* Start Excerpted data *

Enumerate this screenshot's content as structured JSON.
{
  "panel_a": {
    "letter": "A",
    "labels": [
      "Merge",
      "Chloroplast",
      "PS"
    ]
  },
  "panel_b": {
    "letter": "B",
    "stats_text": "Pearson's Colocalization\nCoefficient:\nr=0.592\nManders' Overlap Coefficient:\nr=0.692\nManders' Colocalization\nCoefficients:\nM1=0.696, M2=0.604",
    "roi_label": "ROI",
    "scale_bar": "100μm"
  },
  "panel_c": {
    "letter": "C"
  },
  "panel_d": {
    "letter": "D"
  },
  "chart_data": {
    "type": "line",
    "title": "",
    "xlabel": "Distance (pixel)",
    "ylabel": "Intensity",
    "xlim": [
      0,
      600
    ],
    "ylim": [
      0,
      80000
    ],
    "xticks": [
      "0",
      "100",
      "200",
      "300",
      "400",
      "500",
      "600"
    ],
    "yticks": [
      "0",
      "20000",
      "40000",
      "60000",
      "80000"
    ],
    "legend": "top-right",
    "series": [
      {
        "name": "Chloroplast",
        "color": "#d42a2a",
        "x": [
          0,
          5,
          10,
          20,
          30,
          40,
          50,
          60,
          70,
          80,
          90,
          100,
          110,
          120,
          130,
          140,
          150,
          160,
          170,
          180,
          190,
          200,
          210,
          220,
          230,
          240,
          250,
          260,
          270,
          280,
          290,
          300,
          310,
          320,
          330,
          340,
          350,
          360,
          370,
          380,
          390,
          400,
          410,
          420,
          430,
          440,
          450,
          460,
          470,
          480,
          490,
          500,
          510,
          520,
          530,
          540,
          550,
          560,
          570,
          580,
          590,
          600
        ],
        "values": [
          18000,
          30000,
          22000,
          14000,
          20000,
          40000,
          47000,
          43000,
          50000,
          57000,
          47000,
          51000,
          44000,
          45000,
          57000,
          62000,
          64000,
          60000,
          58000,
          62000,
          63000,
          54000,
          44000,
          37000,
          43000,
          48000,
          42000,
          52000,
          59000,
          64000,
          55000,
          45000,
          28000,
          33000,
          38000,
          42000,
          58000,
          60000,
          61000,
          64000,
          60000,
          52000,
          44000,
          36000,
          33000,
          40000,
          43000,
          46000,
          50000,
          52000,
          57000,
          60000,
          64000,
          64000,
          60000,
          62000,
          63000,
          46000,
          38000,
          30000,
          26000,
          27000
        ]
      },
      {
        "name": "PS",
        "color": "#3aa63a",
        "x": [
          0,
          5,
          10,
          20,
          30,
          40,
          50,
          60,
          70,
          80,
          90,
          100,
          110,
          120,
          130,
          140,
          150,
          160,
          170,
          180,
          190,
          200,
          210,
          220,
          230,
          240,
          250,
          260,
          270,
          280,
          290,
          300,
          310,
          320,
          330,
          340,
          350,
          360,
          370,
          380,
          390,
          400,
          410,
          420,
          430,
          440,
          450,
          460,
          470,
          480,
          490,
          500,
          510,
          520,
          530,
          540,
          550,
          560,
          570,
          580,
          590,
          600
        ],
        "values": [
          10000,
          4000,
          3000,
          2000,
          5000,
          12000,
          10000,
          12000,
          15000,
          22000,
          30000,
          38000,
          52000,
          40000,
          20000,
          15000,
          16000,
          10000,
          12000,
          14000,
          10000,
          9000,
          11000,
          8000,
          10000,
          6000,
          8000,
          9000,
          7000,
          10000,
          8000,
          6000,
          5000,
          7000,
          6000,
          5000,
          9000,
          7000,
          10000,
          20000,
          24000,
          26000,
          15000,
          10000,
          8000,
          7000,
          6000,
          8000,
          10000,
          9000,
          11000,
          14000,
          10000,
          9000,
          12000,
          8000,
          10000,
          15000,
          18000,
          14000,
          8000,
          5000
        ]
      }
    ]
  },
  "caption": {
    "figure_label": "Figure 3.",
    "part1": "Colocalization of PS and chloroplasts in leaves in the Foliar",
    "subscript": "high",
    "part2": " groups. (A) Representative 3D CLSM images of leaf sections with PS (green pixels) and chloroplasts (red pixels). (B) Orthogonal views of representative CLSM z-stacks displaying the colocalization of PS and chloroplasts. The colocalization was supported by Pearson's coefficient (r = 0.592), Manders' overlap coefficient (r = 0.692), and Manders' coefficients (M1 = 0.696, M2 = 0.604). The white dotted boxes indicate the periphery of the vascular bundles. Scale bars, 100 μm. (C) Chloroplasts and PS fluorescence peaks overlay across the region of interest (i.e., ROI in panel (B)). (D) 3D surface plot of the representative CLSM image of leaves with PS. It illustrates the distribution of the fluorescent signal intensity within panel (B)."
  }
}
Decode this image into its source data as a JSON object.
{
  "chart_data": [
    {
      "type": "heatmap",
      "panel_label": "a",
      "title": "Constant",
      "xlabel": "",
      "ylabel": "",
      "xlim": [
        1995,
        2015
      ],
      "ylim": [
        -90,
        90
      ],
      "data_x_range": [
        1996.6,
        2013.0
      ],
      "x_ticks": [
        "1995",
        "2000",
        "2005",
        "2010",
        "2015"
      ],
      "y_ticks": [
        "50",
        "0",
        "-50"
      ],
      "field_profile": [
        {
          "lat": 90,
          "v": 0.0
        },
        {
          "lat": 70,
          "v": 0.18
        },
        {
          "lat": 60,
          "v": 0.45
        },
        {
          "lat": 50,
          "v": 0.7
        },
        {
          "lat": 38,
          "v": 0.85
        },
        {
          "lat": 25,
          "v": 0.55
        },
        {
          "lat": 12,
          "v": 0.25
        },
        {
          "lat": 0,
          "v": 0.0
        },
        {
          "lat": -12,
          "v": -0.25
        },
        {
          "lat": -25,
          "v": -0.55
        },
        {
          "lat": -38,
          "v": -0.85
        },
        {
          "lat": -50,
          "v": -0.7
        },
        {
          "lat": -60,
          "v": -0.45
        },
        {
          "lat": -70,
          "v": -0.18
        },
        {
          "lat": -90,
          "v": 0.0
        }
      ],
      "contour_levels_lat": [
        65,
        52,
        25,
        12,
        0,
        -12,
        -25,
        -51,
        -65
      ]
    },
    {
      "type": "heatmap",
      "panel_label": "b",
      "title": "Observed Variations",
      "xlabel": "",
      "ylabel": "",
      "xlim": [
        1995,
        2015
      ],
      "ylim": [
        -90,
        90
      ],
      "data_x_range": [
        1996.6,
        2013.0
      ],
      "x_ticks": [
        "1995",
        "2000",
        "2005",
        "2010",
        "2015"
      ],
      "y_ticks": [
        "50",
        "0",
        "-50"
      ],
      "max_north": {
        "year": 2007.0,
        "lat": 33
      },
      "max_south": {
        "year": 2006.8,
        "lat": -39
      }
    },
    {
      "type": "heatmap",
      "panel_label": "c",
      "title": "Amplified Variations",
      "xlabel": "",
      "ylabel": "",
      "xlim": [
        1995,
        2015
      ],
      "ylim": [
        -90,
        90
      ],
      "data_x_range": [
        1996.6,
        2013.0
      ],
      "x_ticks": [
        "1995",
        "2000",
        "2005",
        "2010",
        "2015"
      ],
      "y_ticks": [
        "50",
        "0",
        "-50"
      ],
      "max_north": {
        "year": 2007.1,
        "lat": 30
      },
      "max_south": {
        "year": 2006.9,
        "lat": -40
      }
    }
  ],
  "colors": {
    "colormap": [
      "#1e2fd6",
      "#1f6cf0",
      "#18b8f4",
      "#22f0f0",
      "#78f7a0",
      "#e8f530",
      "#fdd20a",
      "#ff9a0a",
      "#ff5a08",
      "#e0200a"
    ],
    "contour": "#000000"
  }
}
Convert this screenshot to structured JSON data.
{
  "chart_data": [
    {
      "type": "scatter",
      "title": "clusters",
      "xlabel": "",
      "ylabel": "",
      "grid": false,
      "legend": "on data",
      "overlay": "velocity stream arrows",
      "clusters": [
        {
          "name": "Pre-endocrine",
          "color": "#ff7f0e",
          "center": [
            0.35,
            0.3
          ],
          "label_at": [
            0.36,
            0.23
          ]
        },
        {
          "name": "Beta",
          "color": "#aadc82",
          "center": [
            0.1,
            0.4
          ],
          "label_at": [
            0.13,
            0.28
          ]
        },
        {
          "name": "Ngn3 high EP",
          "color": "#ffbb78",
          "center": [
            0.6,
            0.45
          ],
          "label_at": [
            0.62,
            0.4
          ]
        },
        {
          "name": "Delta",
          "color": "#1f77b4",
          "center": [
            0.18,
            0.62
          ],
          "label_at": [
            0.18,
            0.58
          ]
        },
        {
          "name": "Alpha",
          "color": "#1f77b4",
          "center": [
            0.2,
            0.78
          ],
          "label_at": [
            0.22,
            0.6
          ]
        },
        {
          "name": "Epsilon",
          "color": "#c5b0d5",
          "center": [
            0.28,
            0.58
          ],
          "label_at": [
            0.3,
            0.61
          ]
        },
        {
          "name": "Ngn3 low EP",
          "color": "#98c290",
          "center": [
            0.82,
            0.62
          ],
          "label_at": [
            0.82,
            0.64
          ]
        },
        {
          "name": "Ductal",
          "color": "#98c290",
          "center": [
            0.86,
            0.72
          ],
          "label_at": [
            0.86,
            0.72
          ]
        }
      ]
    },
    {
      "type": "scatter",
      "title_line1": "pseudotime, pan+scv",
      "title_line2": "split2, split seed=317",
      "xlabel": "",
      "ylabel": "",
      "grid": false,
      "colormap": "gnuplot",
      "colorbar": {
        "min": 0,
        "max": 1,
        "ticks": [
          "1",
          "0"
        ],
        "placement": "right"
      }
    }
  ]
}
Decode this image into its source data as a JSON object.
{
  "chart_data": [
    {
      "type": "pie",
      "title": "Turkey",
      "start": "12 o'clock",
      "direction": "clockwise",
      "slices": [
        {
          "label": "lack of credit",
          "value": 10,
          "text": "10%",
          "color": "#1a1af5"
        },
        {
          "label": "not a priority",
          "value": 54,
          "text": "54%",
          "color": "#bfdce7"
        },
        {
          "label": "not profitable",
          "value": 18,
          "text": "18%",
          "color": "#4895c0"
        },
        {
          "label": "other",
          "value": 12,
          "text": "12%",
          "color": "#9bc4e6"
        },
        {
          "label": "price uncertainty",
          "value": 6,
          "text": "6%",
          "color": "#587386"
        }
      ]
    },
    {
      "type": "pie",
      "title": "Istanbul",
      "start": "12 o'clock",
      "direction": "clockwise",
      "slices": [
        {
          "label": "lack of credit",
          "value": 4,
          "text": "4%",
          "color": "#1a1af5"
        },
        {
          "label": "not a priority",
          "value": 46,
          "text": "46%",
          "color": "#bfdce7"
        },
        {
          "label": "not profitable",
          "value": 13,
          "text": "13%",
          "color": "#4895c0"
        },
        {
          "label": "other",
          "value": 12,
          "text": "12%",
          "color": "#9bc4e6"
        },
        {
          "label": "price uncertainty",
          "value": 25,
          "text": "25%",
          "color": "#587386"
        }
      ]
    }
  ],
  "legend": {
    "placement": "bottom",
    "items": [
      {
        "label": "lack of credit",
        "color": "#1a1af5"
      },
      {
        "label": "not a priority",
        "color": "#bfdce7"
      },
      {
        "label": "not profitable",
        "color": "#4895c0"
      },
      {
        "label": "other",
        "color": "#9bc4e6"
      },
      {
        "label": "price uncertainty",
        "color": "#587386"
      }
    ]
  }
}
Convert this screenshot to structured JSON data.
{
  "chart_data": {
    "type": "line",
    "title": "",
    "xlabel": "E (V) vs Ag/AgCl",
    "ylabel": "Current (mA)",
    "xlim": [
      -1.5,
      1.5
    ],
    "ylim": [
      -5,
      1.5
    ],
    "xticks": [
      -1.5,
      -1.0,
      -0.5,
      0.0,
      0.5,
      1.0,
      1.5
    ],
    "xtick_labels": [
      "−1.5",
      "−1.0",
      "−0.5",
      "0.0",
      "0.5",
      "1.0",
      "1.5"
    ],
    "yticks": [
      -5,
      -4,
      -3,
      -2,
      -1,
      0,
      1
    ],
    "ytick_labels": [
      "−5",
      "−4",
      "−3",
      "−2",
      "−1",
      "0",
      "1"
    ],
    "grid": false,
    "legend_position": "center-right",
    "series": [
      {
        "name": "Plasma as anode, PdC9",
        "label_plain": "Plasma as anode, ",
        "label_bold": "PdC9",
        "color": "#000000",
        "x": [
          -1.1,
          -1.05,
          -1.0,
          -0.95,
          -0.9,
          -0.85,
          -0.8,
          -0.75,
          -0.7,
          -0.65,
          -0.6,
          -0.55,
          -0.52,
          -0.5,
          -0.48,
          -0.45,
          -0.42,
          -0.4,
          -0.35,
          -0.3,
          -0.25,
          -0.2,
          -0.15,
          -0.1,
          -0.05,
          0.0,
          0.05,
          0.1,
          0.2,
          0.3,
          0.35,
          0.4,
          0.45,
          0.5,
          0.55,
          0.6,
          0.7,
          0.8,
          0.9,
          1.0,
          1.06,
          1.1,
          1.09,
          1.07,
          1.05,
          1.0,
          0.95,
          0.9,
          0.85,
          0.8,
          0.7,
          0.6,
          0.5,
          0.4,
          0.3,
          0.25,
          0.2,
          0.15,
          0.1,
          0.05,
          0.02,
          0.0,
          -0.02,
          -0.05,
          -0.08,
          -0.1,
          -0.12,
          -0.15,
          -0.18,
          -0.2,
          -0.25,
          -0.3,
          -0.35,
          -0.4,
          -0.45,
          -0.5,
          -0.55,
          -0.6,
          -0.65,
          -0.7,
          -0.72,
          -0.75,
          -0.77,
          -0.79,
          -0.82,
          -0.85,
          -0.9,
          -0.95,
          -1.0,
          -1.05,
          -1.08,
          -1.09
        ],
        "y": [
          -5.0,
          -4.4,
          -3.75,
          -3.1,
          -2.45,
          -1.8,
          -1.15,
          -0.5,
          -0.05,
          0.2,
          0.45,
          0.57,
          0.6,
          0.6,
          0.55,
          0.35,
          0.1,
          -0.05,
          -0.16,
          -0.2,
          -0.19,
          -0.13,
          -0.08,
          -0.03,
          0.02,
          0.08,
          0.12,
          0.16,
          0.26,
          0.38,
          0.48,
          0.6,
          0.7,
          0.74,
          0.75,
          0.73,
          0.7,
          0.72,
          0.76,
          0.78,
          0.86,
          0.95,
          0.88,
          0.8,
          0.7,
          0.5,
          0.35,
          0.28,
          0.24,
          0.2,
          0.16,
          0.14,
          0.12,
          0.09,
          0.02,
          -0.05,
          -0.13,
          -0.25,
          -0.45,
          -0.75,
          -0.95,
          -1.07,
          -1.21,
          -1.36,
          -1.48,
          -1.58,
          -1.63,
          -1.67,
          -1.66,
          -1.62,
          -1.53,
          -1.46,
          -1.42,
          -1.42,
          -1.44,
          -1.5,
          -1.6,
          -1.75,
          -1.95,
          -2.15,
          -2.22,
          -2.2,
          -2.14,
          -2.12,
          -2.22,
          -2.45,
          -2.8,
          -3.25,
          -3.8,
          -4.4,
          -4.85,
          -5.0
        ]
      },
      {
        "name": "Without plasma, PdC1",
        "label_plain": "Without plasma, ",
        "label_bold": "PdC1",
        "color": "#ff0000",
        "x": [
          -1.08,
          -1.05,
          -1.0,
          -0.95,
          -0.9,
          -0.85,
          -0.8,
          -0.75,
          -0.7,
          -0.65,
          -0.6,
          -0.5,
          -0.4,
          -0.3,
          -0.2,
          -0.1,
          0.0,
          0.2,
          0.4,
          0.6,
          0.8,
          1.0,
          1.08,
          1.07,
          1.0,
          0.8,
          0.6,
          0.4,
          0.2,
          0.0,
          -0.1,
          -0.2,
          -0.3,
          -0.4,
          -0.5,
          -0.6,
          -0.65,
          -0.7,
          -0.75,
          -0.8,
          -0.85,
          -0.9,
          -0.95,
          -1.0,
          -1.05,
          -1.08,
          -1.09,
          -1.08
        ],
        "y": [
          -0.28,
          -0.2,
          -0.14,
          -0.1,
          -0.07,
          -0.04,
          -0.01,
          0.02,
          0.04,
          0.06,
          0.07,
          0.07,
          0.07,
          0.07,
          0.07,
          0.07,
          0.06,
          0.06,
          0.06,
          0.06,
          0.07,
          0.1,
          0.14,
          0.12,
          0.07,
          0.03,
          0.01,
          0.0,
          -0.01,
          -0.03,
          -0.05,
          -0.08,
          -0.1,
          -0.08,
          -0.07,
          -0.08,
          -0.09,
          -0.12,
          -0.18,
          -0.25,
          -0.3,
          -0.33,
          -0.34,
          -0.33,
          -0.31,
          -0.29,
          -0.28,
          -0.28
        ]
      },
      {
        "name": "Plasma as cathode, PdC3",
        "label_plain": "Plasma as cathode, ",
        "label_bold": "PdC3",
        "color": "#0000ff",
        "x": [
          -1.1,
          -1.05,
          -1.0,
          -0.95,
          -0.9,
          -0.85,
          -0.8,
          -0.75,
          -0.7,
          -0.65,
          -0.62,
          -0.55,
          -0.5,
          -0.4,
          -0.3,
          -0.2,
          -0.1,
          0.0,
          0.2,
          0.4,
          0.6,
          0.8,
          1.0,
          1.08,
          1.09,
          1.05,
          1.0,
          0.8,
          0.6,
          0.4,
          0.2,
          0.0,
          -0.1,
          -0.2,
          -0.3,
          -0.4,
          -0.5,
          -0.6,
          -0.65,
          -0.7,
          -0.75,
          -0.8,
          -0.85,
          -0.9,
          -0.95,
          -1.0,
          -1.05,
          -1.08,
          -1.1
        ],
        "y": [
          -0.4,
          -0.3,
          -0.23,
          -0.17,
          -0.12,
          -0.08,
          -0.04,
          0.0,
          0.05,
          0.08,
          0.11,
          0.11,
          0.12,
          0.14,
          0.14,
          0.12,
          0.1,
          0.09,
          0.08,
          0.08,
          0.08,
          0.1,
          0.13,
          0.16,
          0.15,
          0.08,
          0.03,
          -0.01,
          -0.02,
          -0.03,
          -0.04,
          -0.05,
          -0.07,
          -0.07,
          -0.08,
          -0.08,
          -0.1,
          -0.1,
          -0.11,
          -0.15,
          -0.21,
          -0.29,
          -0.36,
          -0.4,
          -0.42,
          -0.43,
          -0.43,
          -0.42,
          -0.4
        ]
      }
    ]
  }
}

* End Excerpted data *

▶ [Task prompt]
Of the lines above, how many contain the word "right"? Provide the number and nothing else.

▶ [Worked answer]
3